Skip every picture and transcribe the remaining material exactly.

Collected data
•••••

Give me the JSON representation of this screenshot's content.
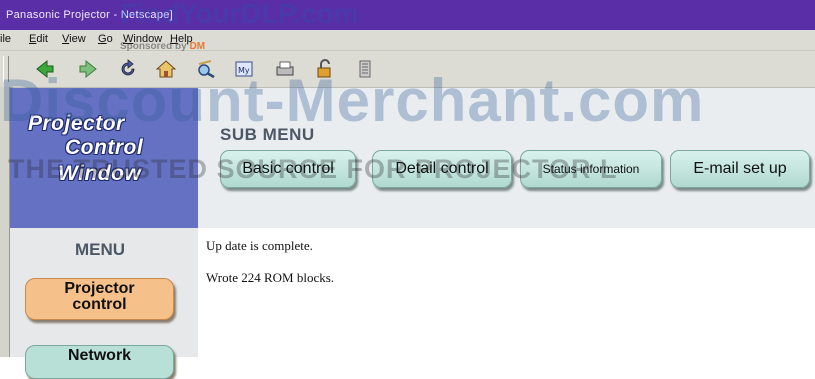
{
  "window": {
    "title": "Panasonic Projector - Netscape]"
  },
  "menu_bar": {
    "items": [
      {
        "label": "ile",
        "underline": ""
      },
      {
        "label": "Edit",
        "underline": "E"
      },
      {
        "label": "View",
        "underline": "V"
      },
      {
        "label": "Go",
        "underline": "G"
      },
      {
        "label": "Window",
        "underline": "W"
      },
      {
        "label": "Help",
        "underline": "H"
      }
    ]
  },
  "toolbar": {
    "icons": [
      "back-icon",
      "forward-icon",
      "reload-icon",
      "home-icon",
      "search-icon",
      "my-netscape-icon",
      "print-icon",
      "security-icon",
      "stop-icon"
    ]
  },
  "brand": {
    "lines": [
      "Projector",
      "Control",
      "Window"
    ]
  },
  "sub_menu": {
    "heading": "SUB MENU",
    "buttons": [
      "Basic control",
      "Detail control",
      "Status information",
      "E-mail set up"
    ]
  },
  "left_menu": {
    "heading": "MENU",
    "items": [
      {
        "line1": "Projector",
        "line2": "control"
      },
      {
        "line1": "Network",
        "line2": ""
      }
    ]
  },
  "content": {
    "lines": [
      "Up date is complete.",
      "Wrote 224 ROM blocks."
    ]
  },
  "watermark": {
    "site_top": "FindYourDLP.com",
    "sponsored": "Sponsored by",
    "sponsor_logo": "DM",
    "banner": "Discount-Merchant.com",
    "tagline": "THE TRUSTED SOURCE FOR PROJECTOR L"
  },
  "colors": {
    "title_bar": "#5a2ea6",
    "brand_panel": "#6572c4",
    "submenu_button": "#c6e8df",
    "menu_button_orange": "#f6c08a",
    "menu_button_teal": "#b8e0d6"
  }
}
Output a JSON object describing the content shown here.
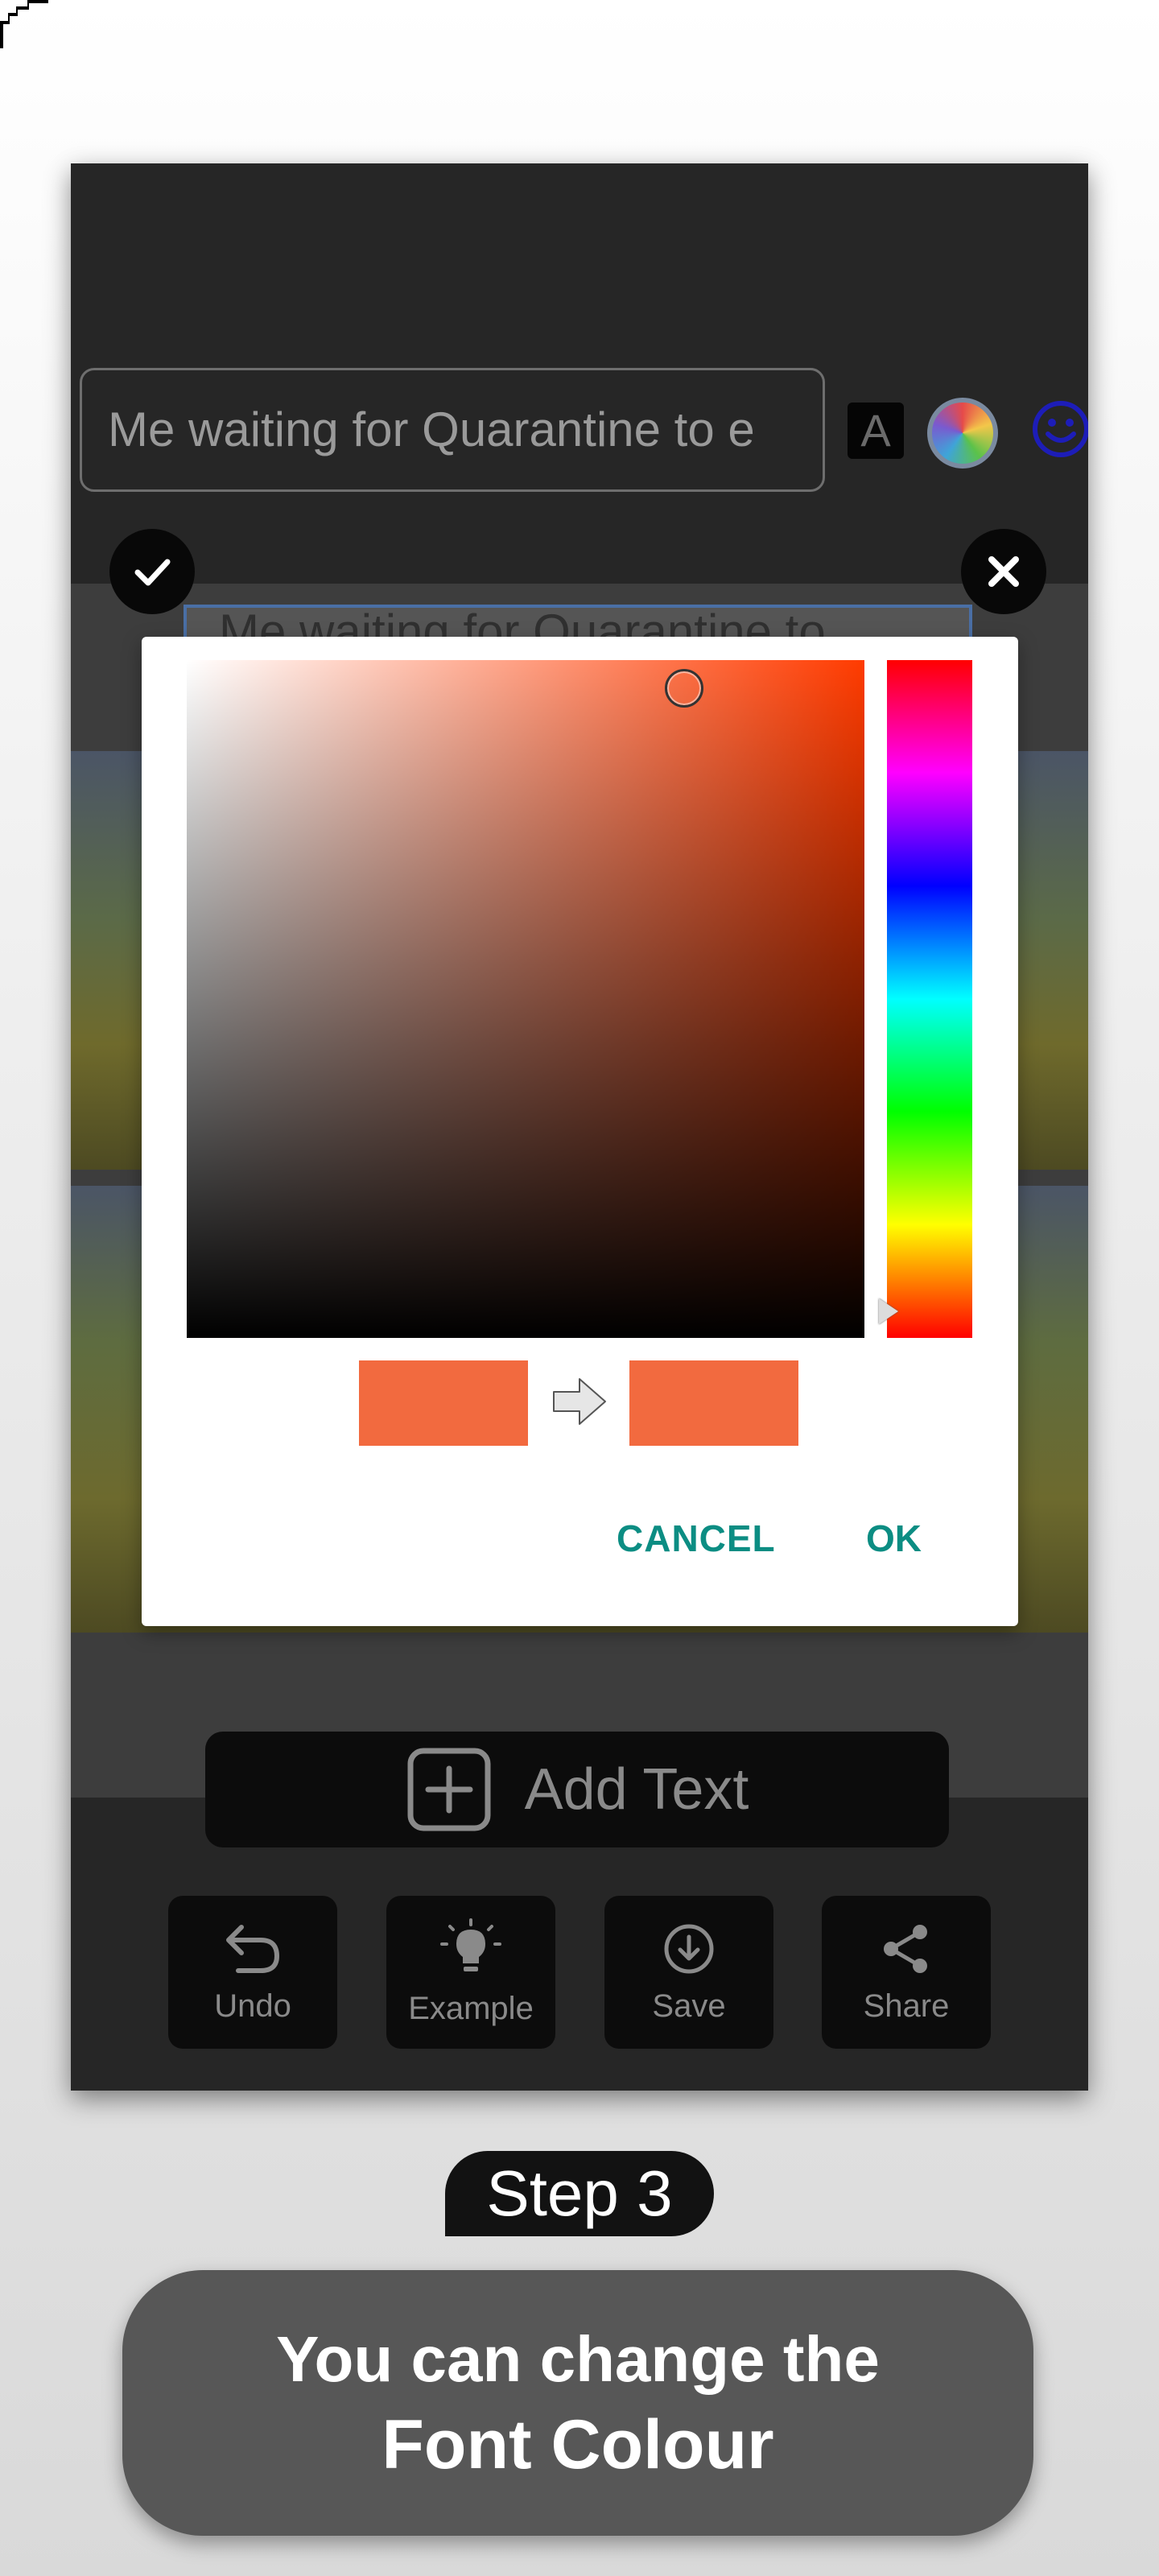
{
  "editor": {
    "text_input_value": "Me waiting for Quarantine to e",
    "font_style_glyph": "A",
    "caption_preview": "Me waiting for Quarantine to"
  },
  "toolbar": {
    "add_text_label": "Add Text",
    "tools": [
      {
        "label": "Undo",
        "icon": "undo-icon"
      },
      {
        "label": "Example",
        "icon": "lightbulb-icon"
      },
      {
        "label": "Save",
        "icon": "download-icon"
      },
      {
        "label": "Share",
        "icon": "share-icon"
      }
    ]
  },
  "color_dialog": {
    "selected_color": "#f26a3f",
    "previous_color": "#f26a3f",
    "hue_color": "#ff3b00",
    "cancel_label": "CANCEL",
    "ok_label": "OK"
  },
  "step": {
    "badge": "Step 3",
    "line1": "You can change the",
    "line2": "Font Colour"
  },
  "colors": {
    "accent_teal": "#0c8d83",
    "phone_bg": "#262626",
    "caption_card_bg": "#575757"
  }
}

•••••

WRITTEN SOLUTION:
Give me the JSON representation of this screenshot's content.
{
  "window": {
    "title": "Panasonic Projector - Netscape]"
  },
  "menu_bar": {
    "items": [
      {
        "label": "ile",
        "underline": ""
      },
      {
        "label": "Edit",
        "underline": "E"
      },
      {
        "label": "View",
        "underline": "V"
      },
      {
        "label": "Go",
        "underline": "G"
      },
      {
        "label": "Window",
        "underline": "W"
      },
      {
        "label": "Help",
        "underline": "H"
      }
    ]
  },
  "toolbar": {
    "icons": [
      "back-icon",
      "forward-icon",
      "reload-icon",
      "home-icon",
      "search-icon",
      "my-netscape-icon",
      "print-icon",
      "security-icon",
      "stop-icon"
    ]
  },
  "brand": {
    "lines": [
      "Projector",
      "Control",
      "Window"
    ]
  },
  "sub_menu": {
    "heading": "SUB MENU",
    "buttons": [
      "Basic control",
      "Detail control",
      "Status information",
      "E-mail set up"
    ]
  },
  "left_menu": {
    "heading": "MENU",
    "items": [
      {
        "line1": "Projector",
        "line2": "control"
      },
      {
        "line1": "Network",
        "line2": ""
      }
    ]
  },
  "content": {
    "lines": [
      "Up date is complete.",
      "Wrote 224 ROM blocks."
    ]
  },
  "watermark": {
    "site_top": "FindYourDLP.com",
    "sponsored": "Sponsored by",
    "sponsor_logo": "DM",
    "banner": "Discount-Merchant.com",
    "tagline": "THE TRUSTED SOURCE FOR PROJECTOR L"
  },
  "colors": {
    "title_bar": "#5a2ea6",
    "brand_panel": "#6572c4",
    "submenu_button": "#c6e8df",
    "menu_button_orange": "#f6c08a",
    "menu_button_teal": "#b8e0d6"
  }
}
Output a JSON object describing the content shown here.
{
  "editor": {
    "text_input_value": "Me waiting for Quarantine to e",
    "font_style_glyph": "A",
    "caption_preview": "Me waiting for Quarantine to"
  },
  "toolbar": {
    "add_text_label": "Add Text",
    "tools": [
      {
        "label": "Undo",
        "icon": "undo-icon"
      },
      {
        "label": "Example",
        "icon": "lightbulb-icon"
      },
      {
        "label": "Save",
        "icon": "download-icon"
      },
      {
        "label": "Share",
        "icon": "share-icon"
      }
    ]
  },
  "color_dialog": {
    "selected_color": "#f26a3f",
    "previous_color": "#f26a3f",
    "hue_color": "#ff3b00",
    "cancel_label": "CANCEL",
    "ok_label": "OK"
  },
  "step": {
    "badge": "Step 3",
    "line1": "You can change the",
    "line2": "Font Colour"
  },
  "colors": {
    "accent_teal": "#0c8d83",
    "phone_bg": "#262626",
    "caption_card_bg": "#575757"
  }
}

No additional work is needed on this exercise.